REQUEST: Records follow. Select each line holding "Temperature".

TASK DATA:

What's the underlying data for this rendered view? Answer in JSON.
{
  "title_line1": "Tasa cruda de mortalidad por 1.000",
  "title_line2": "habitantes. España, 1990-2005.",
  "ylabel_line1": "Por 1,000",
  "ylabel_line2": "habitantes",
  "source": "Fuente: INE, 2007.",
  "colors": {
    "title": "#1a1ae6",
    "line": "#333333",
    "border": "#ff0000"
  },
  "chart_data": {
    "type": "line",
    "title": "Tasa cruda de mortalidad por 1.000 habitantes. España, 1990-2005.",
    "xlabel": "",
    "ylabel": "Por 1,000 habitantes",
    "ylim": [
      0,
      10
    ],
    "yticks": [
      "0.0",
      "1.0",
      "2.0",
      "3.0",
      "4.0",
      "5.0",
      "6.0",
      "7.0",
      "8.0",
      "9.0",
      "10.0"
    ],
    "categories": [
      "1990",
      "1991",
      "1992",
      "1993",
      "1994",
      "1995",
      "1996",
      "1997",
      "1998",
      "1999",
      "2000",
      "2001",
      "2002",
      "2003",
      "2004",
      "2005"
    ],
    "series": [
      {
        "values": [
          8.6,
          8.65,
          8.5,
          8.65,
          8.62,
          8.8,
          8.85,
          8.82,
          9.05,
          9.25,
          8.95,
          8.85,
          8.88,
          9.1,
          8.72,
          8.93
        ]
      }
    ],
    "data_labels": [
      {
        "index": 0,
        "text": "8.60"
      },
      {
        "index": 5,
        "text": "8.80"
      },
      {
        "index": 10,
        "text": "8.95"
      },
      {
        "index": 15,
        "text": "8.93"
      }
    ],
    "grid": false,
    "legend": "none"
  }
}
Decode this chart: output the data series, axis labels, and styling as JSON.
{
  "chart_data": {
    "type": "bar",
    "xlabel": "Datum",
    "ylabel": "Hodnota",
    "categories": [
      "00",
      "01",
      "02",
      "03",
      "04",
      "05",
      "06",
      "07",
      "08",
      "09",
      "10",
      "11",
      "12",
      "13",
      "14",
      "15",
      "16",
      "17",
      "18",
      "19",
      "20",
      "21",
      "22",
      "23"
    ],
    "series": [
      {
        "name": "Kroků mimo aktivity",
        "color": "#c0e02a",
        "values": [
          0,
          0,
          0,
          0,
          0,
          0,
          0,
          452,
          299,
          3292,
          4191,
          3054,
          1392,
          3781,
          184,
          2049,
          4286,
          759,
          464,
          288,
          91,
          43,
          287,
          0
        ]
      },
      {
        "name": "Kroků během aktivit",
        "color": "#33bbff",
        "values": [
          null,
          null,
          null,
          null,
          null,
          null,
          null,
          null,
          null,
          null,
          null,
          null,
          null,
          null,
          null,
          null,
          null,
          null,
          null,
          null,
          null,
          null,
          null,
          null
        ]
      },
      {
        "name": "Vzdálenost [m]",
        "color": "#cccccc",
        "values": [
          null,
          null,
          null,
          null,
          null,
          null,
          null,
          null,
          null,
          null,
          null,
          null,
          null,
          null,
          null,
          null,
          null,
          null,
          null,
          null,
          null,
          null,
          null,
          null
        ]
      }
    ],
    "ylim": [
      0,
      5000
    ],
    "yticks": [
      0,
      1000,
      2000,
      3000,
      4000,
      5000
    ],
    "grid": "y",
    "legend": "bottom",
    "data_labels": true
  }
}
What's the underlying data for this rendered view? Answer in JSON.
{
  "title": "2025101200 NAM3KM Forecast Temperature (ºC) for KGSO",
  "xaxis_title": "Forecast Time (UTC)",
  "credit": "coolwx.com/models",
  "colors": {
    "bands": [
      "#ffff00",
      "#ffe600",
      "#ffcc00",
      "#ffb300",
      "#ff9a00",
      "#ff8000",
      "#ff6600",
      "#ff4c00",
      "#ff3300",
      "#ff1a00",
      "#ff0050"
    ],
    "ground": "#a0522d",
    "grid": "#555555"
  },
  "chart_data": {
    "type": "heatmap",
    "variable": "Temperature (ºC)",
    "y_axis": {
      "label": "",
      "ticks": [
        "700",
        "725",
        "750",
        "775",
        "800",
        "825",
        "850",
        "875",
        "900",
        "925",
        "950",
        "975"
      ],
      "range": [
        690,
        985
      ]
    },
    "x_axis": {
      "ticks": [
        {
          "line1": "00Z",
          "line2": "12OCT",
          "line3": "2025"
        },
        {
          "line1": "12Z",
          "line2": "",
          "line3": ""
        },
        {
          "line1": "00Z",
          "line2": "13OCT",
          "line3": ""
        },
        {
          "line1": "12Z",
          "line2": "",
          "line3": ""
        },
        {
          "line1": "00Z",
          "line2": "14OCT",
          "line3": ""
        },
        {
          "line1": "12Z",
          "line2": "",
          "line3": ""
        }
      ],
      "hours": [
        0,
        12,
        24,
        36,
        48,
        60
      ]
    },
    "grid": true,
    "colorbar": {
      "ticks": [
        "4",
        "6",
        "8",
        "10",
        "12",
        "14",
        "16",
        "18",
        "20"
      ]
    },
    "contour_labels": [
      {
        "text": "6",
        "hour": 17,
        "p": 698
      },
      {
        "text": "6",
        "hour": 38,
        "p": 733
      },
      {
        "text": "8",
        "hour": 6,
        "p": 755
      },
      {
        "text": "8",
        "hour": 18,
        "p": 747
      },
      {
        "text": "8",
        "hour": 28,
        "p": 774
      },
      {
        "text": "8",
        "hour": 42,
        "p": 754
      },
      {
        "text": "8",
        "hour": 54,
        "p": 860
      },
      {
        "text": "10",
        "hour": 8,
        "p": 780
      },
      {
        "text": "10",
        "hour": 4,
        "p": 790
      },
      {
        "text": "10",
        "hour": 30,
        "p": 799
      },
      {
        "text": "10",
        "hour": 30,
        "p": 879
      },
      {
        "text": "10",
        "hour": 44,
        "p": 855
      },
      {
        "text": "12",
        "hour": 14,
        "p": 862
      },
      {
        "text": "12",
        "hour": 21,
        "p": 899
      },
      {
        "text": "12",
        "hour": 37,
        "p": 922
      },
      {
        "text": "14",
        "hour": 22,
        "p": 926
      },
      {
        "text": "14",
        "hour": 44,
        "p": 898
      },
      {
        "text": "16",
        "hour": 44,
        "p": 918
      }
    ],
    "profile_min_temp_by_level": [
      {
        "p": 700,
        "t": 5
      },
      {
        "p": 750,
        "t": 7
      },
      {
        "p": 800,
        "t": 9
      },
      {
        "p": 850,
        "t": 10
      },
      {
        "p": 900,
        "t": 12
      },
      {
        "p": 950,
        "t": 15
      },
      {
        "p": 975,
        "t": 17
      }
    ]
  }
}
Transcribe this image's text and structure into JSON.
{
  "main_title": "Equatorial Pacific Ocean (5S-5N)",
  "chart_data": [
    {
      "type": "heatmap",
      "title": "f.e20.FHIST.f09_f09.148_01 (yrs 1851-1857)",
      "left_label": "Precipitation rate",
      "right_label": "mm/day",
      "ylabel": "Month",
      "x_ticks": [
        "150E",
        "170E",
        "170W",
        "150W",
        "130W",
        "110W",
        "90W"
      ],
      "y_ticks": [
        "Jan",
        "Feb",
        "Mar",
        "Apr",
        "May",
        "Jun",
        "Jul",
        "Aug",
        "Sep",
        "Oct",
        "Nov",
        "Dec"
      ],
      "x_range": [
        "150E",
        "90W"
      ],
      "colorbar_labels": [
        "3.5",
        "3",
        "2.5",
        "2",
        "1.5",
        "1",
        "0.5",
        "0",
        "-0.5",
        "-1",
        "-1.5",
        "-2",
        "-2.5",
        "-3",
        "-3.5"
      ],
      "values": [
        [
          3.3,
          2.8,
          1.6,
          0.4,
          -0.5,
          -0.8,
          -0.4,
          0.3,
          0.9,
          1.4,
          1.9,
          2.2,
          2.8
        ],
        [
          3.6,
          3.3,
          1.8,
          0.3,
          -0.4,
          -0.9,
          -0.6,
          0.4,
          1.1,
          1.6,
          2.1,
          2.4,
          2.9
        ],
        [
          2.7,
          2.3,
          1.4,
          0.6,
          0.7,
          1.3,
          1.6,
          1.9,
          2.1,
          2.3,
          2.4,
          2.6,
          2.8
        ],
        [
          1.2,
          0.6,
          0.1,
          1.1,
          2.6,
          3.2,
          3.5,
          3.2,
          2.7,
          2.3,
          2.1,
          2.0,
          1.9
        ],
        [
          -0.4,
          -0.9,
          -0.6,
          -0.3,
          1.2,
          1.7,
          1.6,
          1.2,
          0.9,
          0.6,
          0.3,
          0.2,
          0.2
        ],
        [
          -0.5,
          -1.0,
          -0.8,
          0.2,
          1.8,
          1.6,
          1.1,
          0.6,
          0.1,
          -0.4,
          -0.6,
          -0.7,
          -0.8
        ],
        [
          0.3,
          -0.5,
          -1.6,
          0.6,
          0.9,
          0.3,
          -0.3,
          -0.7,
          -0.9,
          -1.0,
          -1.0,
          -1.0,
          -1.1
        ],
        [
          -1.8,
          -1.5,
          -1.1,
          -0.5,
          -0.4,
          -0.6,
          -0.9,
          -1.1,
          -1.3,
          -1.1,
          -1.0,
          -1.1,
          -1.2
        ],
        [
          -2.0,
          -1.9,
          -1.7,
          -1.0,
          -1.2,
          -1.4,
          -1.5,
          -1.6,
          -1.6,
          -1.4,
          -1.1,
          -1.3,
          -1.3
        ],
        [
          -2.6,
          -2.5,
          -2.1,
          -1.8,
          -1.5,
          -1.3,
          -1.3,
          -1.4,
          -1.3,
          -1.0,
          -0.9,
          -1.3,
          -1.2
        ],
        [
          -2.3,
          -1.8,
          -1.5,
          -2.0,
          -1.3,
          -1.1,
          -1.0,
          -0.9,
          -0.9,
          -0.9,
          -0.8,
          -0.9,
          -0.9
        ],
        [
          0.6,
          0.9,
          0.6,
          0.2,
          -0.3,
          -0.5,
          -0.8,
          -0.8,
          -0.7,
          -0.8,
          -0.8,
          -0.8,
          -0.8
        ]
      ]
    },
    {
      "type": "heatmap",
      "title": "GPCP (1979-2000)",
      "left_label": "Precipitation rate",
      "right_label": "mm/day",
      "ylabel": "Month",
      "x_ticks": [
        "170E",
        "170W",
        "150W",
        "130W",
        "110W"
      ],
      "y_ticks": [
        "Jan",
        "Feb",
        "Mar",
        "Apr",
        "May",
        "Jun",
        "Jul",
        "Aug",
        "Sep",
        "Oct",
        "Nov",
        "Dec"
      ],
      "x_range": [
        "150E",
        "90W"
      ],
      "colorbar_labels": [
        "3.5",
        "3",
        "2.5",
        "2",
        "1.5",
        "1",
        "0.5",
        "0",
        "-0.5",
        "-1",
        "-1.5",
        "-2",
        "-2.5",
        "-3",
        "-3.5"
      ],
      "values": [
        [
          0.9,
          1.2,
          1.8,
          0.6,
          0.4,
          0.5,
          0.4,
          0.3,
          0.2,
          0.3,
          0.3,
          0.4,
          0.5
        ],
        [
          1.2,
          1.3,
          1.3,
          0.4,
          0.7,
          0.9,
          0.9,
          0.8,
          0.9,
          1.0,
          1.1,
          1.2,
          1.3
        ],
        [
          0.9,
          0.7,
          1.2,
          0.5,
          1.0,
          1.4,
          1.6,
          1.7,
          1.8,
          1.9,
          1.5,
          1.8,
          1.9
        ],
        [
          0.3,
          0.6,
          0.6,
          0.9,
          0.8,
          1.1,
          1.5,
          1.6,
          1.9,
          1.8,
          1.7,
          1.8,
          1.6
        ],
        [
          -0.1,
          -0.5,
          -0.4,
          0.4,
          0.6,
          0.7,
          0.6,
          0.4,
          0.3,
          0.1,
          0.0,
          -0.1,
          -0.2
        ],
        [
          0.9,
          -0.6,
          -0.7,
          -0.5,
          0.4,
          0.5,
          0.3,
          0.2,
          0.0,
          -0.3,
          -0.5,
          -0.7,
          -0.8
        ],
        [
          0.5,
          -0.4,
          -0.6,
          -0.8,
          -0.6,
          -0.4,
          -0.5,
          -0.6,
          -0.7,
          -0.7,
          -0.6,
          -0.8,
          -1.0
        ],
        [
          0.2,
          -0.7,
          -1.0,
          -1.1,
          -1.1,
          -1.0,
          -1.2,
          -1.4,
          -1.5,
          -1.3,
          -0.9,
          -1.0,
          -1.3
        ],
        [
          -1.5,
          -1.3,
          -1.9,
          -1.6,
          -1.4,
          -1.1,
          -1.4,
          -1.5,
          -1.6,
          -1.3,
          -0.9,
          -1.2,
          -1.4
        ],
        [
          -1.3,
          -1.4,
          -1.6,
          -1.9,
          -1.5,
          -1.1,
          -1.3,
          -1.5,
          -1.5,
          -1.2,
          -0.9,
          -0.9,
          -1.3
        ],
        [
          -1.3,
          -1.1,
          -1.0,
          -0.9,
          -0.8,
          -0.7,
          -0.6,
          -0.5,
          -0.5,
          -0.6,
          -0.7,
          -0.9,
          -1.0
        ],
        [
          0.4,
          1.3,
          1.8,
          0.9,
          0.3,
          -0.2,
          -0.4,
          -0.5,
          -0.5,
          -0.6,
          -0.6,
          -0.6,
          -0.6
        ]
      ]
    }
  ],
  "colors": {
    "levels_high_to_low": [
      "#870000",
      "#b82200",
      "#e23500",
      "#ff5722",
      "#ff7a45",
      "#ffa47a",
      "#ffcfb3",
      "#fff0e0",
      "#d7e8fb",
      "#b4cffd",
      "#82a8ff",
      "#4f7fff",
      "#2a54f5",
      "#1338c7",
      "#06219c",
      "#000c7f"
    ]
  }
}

WRITTEN RESPONSE:
  "title": "2025101200 NAM3KM Forecast Temperature (ºC) for KGSO",
    "variable": "Temperature (ºC)",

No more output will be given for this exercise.